» **OBJECTIVE**: Repeat each line exactly, leaving nothing out.

>>>>

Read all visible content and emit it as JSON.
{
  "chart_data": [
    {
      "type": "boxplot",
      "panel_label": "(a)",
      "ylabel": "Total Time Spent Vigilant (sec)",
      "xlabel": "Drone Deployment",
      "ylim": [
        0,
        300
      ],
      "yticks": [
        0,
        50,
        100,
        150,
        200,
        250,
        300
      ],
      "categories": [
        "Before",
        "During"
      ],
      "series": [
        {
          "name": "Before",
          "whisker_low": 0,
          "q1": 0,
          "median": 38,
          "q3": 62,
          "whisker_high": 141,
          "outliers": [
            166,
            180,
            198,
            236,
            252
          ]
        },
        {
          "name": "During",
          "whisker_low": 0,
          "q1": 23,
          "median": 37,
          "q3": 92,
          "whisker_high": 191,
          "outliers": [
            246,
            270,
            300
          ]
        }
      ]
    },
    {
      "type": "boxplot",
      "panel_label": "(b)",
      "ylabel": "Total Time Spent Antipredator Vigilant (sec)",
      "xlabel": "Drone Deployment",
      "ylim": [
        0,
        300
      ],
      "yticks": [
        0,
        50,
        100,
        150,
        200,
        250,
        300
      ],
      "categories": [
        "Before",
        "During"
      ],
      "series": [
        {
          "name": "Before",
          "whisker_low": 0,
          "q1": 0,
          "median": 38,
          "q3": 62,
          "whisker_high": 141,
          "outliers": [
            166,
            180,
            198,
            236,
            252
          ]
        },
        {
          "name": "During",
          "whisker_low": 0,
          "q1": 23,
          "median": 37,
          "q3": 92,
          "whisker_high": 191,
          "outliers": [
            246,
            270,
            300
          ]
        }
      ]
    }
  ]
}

<<<<

» **REPLY**:
Read all visible content and emit it as JSON.
{
  "chart_data": [
    {
      "type": "boxplot",
      "panel_label": "(a)",
      "ylabel": "Total Time Spent Vigilant (sec)",
      "xlabel": "Drone Deployment",
      "ylim": [
        0,
        300
      ],
      "yticks": [
        0,
        50,
        100,
        150,
        200,
        250,
        300
      ],
      "categories": [
        "Before",
        "During"
      ],
      "series": [
        {
          "name": "Before",
          "whisker_low": 0,
          "q1": 0,
          "median": 38,
          "q3": 62,
          "whisker_high": 141,
          "outliers": [
            166,
            180,
            198,
            236,
            252
          ]
        },
        {
          "name": "During",
          "whisker_low": 0,
          "q1": 23,
          "median": 37,
          "q3": 92,
          "whisker_high": 191,
          "outliers": [
            246,
            270,
            300
          ]
        }
      ]
    },
    {
      "type": "boxplot",
      "panel_label": "(b)",
      "ylabel": "Total Time Spent Antipredator Vigilant (sec)",
      "xlabel": "Drone Deployment",
      "ylim": [
        0,
        300
      ],
      "yticks": [
        0,
        50,
        100,
        150,
        200,
        250,
        300
      ],
      "categories": [
        "Before",
        "During"
      ],
      "series": [
        {
          "name": "Before",
          "whisker_low": 0,
          "q1": 0,
          "median": 38,
          "q3": 62,
          "whisker_high": 141,
          "outliers": [
            166,
            180,
            198,
            236,
            252
          ]
        },
        {
          "name": "During",
          "whisker_low": 0,
          "q1": 23,
          "median": 37,
          "q3": 92,
          "whisker_high": 191,
          "outliers": [
            246,
            270,
            300
          ]
        }
      ]
    }
  ]
}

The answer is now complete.